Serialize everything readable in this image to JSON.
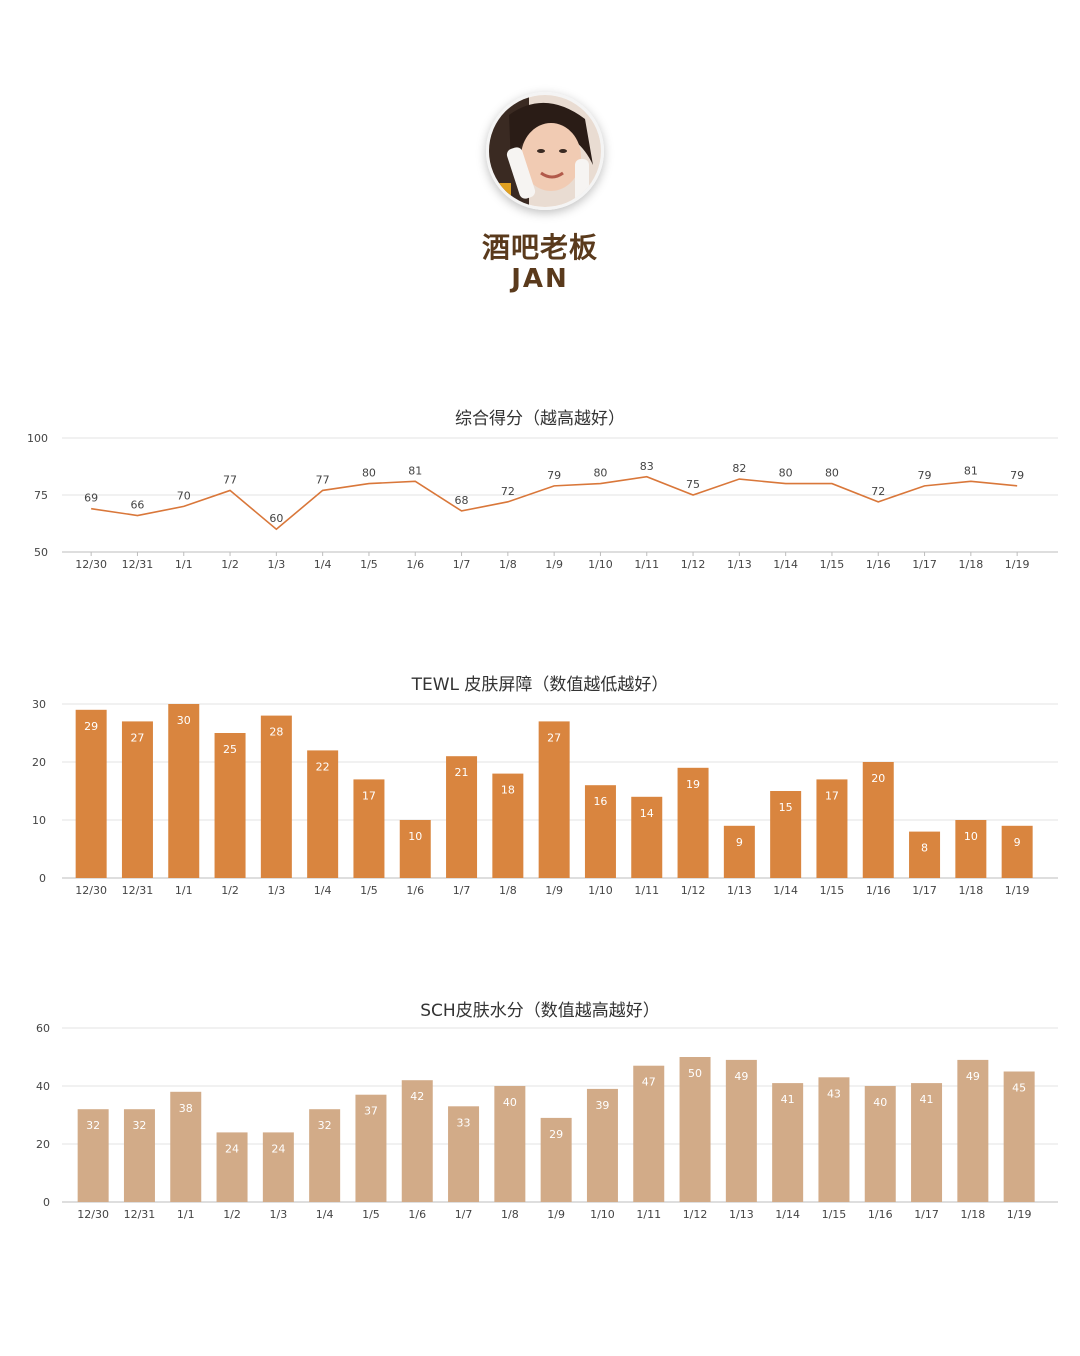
{
  "profile": {
    "name_cn": "酒吧老板",
    "name_en": "JAN",
    "avatar_icon": "woman-portrait-icon"
  },
  "chart_data": [
    {
      "type": "line",
      "title": "综合得分（越高越好）",
      "categories": [
        "12/30",
        "12/31",
        "1/1",
        "1/2",
        "1/3",
        "1/4",
        "1/5",
        "1/6",
        "1/7",
        "1/8",
        "1/9",
        "1/10",
        "1/11",
        "1/12",
        "1/13",
        "1/14",
        "1/15",
        "1/16",
        "1/17",
        "1/18",
        "1/19"
      ],
      "values": [
        69,
        66,
        70,
        77,
        60,
        77,
        80,
        81,
        68,
        72,
        79,
        80,
        83,
        75,
        82,
        80,
        80,
        72,
        79,
        81,
        79
      ],
      "yticks": [
        50,
        75,
        100
      ],
      "ylim": [
        50,
        100
      ],
      "grid": true,
      "color": "#d9773a"
    },
    {
      "type": "bar",
      "title": "TEWL 皮肤屏障（数值越低越好）",
      "categories": [
        "12/30",
        "12/31",
        "1/1",
        "1/2",
        "1/3",
        "1/4",
        "1/5",
        "1/6",
        "1/7",
        "1/8",
        "1/9",
        "1/10",
        "1/11",
        "1/12",
        "1/13",
        "1/14",
        "1/15",
        "1/16",
        "1/17",
        "1/18",
        "1/19"
      ],
      "values": [
        29,
        27,
        30,
        25,
        28,
        22,
        17,
        10,
        21,
        18,
        27,
        16,
        14,
        19,
        9,
        15,
        17,
        20,
        8,
        10,
        9
      ],
      "yticks": [
        0,
        10,
        20,
        30
      ],
      "ylim": [
        0,
        30
      ],
      "grid": true,
      "color": "#d9853f"
    },
    {
      "type": "bar",
      "title": "SCH皮肤水分（数值越高越好）",
      "categories": [
        "12/30",
        "12/31",
        "1/1",
        "1/2",
        "1/3",
        "1/4",
        "1/5",
        "1/6",
        "1/7",
        "1/8",
        "1/9",
        "1/10",
        "1/11",
        "1/12",
        "1/13",
        "1/14",
        "1/15",
        "1/16",
        "1/17",
        "1/18",
        "1/19"
      ],
      "values": [
        32,
        32,
        38,
        24,
        24,
        32,
        37,
        42,
        33,
        40,
        29,
        39,
        47,
        50,
        49,
        41,
        43,
        40,
        41,
        49,
        45
      ],
      "yticks": [
        0,
        20,
        40,
        60
      ],
      "ylim": [
        0,
        60
      ],
      "grid": true,
      "color": "#d2ab88"
    }
  ]
}
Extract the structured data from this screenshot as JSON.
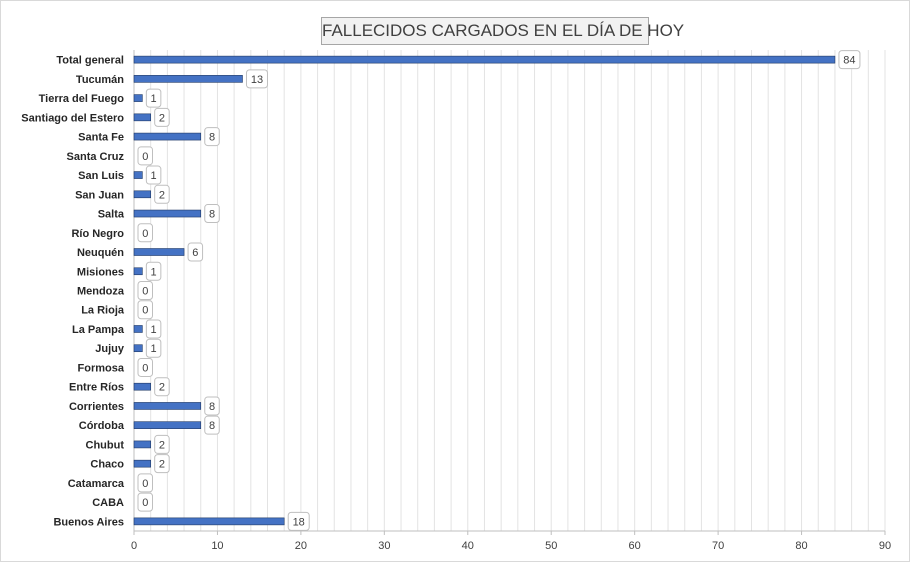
{
  "chart_data": {
    "type": "bar",
    "orientation": "horizontal",
    "title": "FALLECIDOS CARGADOS EN EL DÍA DE HOY",
    "categories": [
      "Total general",
      "Tucumán",
      "Tierra del Fuego",
      "Santiago del Estero",
      "Santa Fe",
      "Santa Cruz",
      "San Luis",
      "San Juan",
      "Salta",
      "Río Negro",
      "Neuquén",
      "Misiones",
      "Mendoza",
      "La Rioja",
      "La Pampa",
      "Jujuy",
      "Formosa",
      "Entre Ríos",
      "Corrientes",
      "Córdoba",
      "Chubut",
      "Chaco",
      "Catamarca",
      "CABA",
      "Buenos Aires"
    ],
    "values": [
      84,
      13,
      1,
      2,
      8,
      0,
      1,
      2,
      8,
      0,
      6,
      1,
      0,
      0,
      1,
      1,
      0,
      2,
      8,
      8,
      2,
      2,
      0,
      0,
      18
    ],
    "xlim": [
      0,
      90
    ],
    "xticks": [
      0,
      10,
      20,
      30,
      40,
      50,
      60,
      70,
      80,
      90
    ],
    "grid": true,
    "data_labels": true,
    "bar_color": "#4472c4",
    "bar_edge_color": "#1f3864"
  }
}
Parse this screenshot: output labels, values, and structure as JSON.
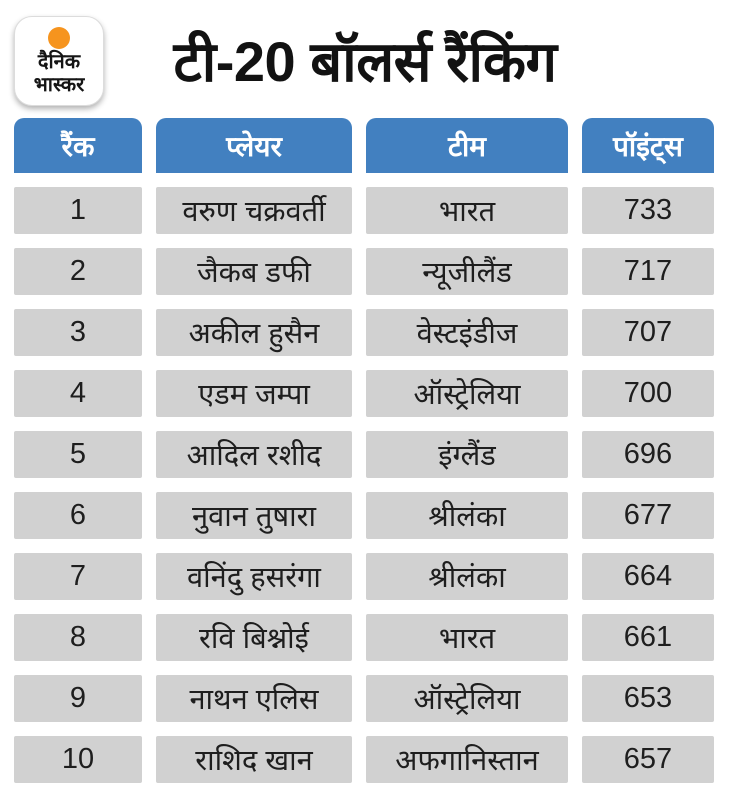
{
  "brand": {
    "logo_line1": "दैनिक",
    "logo_line2": "भास्कर"
  },
  "chart_data": {
    "type": "table",
    "title": "टी-20 बॉलर्स रैंकिंग",
    "columns": [
      "रैंक",
      "प्लेयर",
      "टीम",
      "पॉइंट्स"
    ],
    "rows": [
      {
        "rank": "1",
        "player": "वरुण चक्रवर्ती",
        "team": "भारत",
        "points": "733"
      },
      {
        "rank": "2",
        "player": "जैकब डफी",
        "team": "न्यूजीलैंड",
        "points": "717"
      },
      {
        "rank": "3",
        "player": "अकील हुसैन",
        "team": "वेस्टइंडीज",
        "points": "707"
      },
      {
        "rank": "4",
        "player": "एडम जम्पा",
        "team": "ऑस्ट्रेलिया",
        "points": "700"
      },
      {
        "rank": "5",
        "player": "आदिल रशीद",
        "team": "इंग्लैंड",
        "points": "696"
      },
      {
        "rank": "6",
        "player": "नुवान तुषारा",
        "team": "श्रीलंका",
        "points": "677"
      },
      {
        "rank": "7",
        "player": "वनिंदु हसरंगा",
        "team": "श्रीलंका",
        "points": "664"
      },
      {
        "rank": "8",
        "player": "रवि बिश्नोई",
        "team": "भारत",
        "points": "661"
      },
      {
        "rank": "9",
        "player": "नाथन एलिस",
        "team": "ऑस्ट्रेलिया",
        "points": "653"
      },
      {
        "rank": "10",
        "player": "राशिद खान",
        "team": "अफगानिस्तान",
        "points": "657"
      }
    ]
  },
  "colors": {
    "background": "#ffffff",
    "header_blue": "#4280c0",
    "header_text": "#ffffff",
    "row_gray": "#d1d1d1",
    "cell_text": "#1e1e1e",
    "title_black": "#121212",
    "logo_orange": "#f6941e"
  }
}
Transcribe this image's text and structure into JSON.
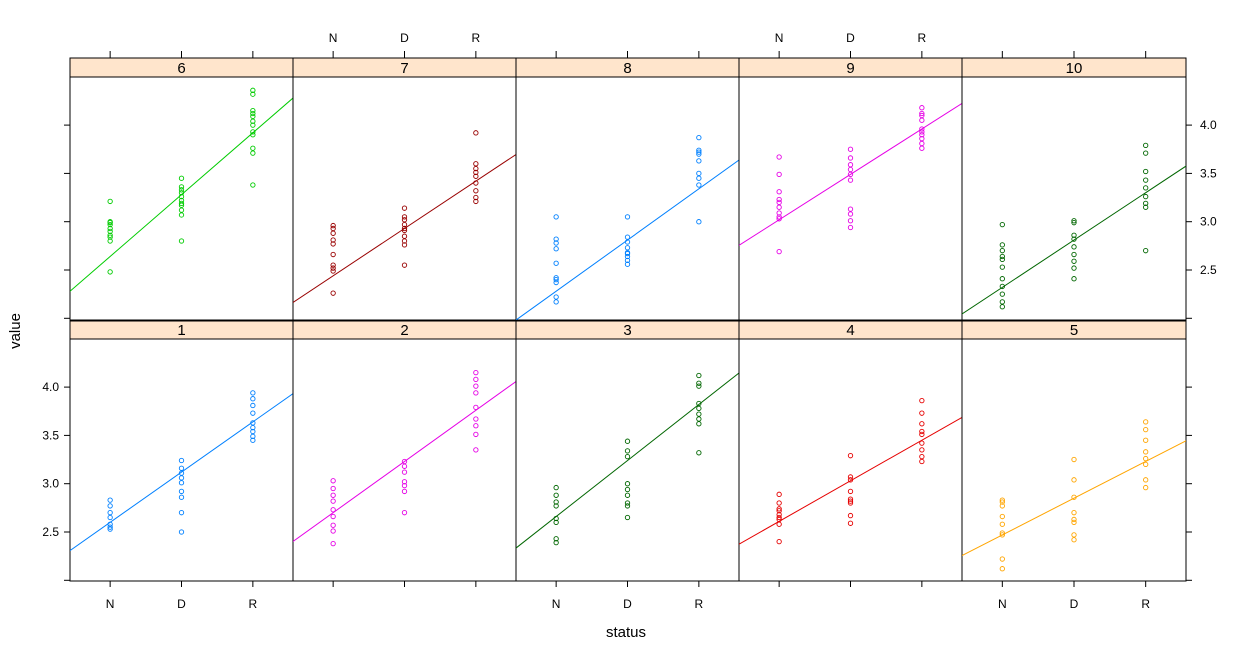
{
  "chart_data": {
    "type": "scatter",
    "xlabel": "status",
    "ylabel": "value",
    "categories": [
      "N",
      "D",
      "R"
    ],
    "ylim": [
      2.0,
      4.5
    ],
    "yticks": [
      "2.5",
      "3.0",
      "3.5",
      "4.0"
    ],
    "strip_color": "#ffe5cc",
    "panels": [
      {
        "name": "6",
        "color": "#00cc00",
        "fit": {
          "intercept": 2.0,
          "slope": 0.64
        },
        "points": {
          "N": [
            2.48,
            2.8,
            2.84,
            2.86,
            2.9,
            2.93,
            2.97,
            2.99,
            3.0,
            3.21
          ],
          "D": [
            2.8,
            3.07,
            3.12,
            3.17,
            3.19,
            3.22,
            3.26,
            3.3,
            3.33,
            3.36,
            3.45
          ],
          "R": [
            3.38,
            3.71,
            3.76,
            3.9,
            3.93,
            4.0,
            4.04,
            4.09,
            4.12,
            4.15,
            4.32,
            4.36
          ]
        }
      },
      {
        "name": "7",
        "color": "#990000",
        "fit": {
          "intercept": 1.95,
          "slope": 0.49
        },
        "points": {
          "N": [
            2.26,
            2.49,
            2.52,
            2.55,
            2.66,
            2.77,
            2.81,
            2.88,
            2.93,
            2.96
          ],
          "D": [
            2.55,
            2.76,
            2.8,
            2.85,
            2.91,
            2.93,
            2.97,
            3.02,
            3.05,
            3.14
          ],
          "R": [
            3.21,
            3.25,
            3.32,
            3.4,
            3.47,
            3.51,
            3.55,
            3.6,
            3.92
          ]
        }
      },
      {
        "name": "8",
        "color": "#0080ff",
        "fit": {
          "intercept": 1.75,
          "slope": 0.53
        },
        "points": {
          "N": [
            2.17,
            2.22,
            2.37,
            2.4,
            2.42,
            2.57,
            2.72,
            2.78,
            2.82,
            3.05
          ],
          "D": [
            2.56,
            2.6,
            2.64,
            2.67,
            2.68,
            2.73,
            2.79,
            2.84,
            3.05
          ],
          "R": [
            3.0,
            3.38,
            3.45,
            3.5,
            3.63,
            3.7,
            3.72,
            3.74,
            3.87
          ]
        }
      },
      {
        "name": "9",
        "color": "#e600e6",
        "fit": {
          "intercept": 2.55,
          "slope": 0.47
        },
        "points": {
          "N": [
            2.69,
            3.03,
            3.05,
            3.09,
            3.15,
            3.2,
            3.23,
            3.31,
            3.49,
            3.67
          ],
          "D": [
            2.94,
            3.01,
            3.08,
            3.13,
            3.43,
            3.49,
            3.54,
            3.59,
            3.66,
            3.75
          ],
          "R": [
            3.76,
            3.81,
            3.86,
            3.9,
            3.93,
            3.96,
            4.05,
            4.1,
            4.12,
            4.18
          ]
        }
      },
      {
        "name": "10",
        "color": "#006600",
        "fit": {
          "intercept": 1.83,
          "slope": 0.49
        },
        "points": {
          "N": [
            2.12,
            2.17,
            2.25,
            2.33,
            2.41,
            2.53,
            2.61,
            2.64,
            2.7,
            2.76,
            2.97
          ],
          "D": [
            2.41,
            2.52,
            2.59,
            2.66,
            2.74,
            2.82,
            2.86,
            2.99,
            3.01
          ],
          "R": [
            2.7,
            3.15,
            3.19,
            3.26,
            3.35,
            3.43,
            3.52,
            3.71,
            3.79
          ]
        }
      },
      {
        "name": "1",
        "color": "#0080ff",
        "fit": {
          "intercept": 2.08,
          "slope": 0.52
        },
        "points": {
          "N": [
            2.53,
            2.55,
            2.58,
            2.65,
            2.7,
            2.77,
            2.83
          ],
          "D": [
            2.5,
            2.7,
            2.86,
            2.92,
            3.01,
            3.06,
            3.11,
            3.16,
            3.24
          ],
          "R": [
            3.45,
            3.49,
            3.54,
            3.58,
            3.63,
            3.73,
            3.81,
            3.88,
            3.94
          ]
        }
      },
      {
        "name": "2",
        "color": "#e600e6",
        "fit": {
          "intercept": 2.17,
          "slope": 0.53
        },
        "points": {
          "N": [
            2.38,
            2.51,
            2.57,
            2.66,
            2.73,
            2.82,
            2.88,
            2.95,
            3.03
          ],
          "D": [
            2.7,
            2.92,
            2.98,
            3.02,
            3.12,
            3.18,
            3.23
          ],
          "R": [
            3.35,
            3.51,
            3.6,
            3.67,
            3.79,
            3.94,
            4.01,
            4.08,
            4.15
          ]
        }
      },
      {
        "name": "3",
        "color": "#006600",
        "fit": {
          "intercept": 2.08,
          "slope": 0.58
        },
        "points": {
          "N": [
            2.39,
            2.43,
            2.6,
            2.64,
            2.77,
            2.81,
            2.88,
            2.96
          ],
          "D": [
            2.65,
            2.77,
            2.8,
            2.88,
            2.94,
            3.0,
            3.28,
            3.34,
            3.44
          ],
          "R": [
            3.32,
            3.62,
            3.67,
            3.72,
            3.78,
            3.83,
            4.01,
            4.04,
            4.12
          ]
        }
      },
      {
        "name": "4",
        "color": "#e60000",
        "fit": {
          "intercept": 2.19,
          "slope": 0.42
        },
        "points": {
          "N": [
            2.4,
            2.58,
            2.63,
            2.65,
            2.68,
            2.72,
            2.74,
            2.8,
            2.89
          ],
          "D": [
            2.59,
            2.67,
            2.8,
            2.82,
            2.84,
            2.92,
            3.04,
            3.07,
            3.29
          ],
          "R": [
            3.23,
            3.28,
            3.35,
            3.42,
            3.51,
            3.54,
            3.62,
            3.73,
            3.86
          ]
        }
      },
      {
        "name": "5",
        "color": "#ffa500",
        "fit": {
          "intercept": 2.09,
          "slope": 0.38
        },
        "points": {
          "N": [
            2.12,
            2.22,
            2.47,
            2.49,
            2.58,
            2.66,
            2.77,
            2.81,
            2.83
          ],
          "D": [
            2.42,
            2.47,
            2.6,
            2.63,
            2.7,
            2.86,
            3.04,
            3.25
          ],
          "R": [
            2.96,
            3.04,
            3.2,
            3.26,
            3.33,
            3.45,
            3.56,
            3.64
          ]
        }
      }
    ]
  }
}
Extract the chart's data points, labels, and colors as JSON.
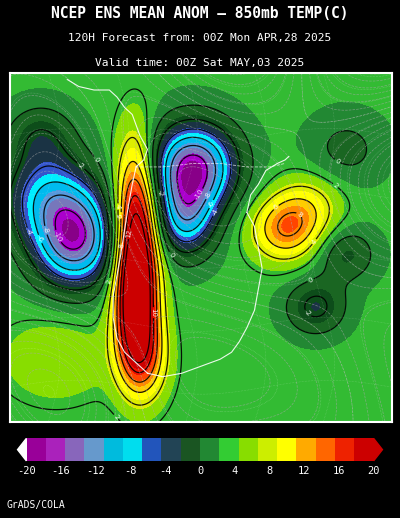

—————

**PROBLEM TO WORK ON:** Reply with only the number of lines in the entries that contain the word "image".

**TASK OUTPUT:** 2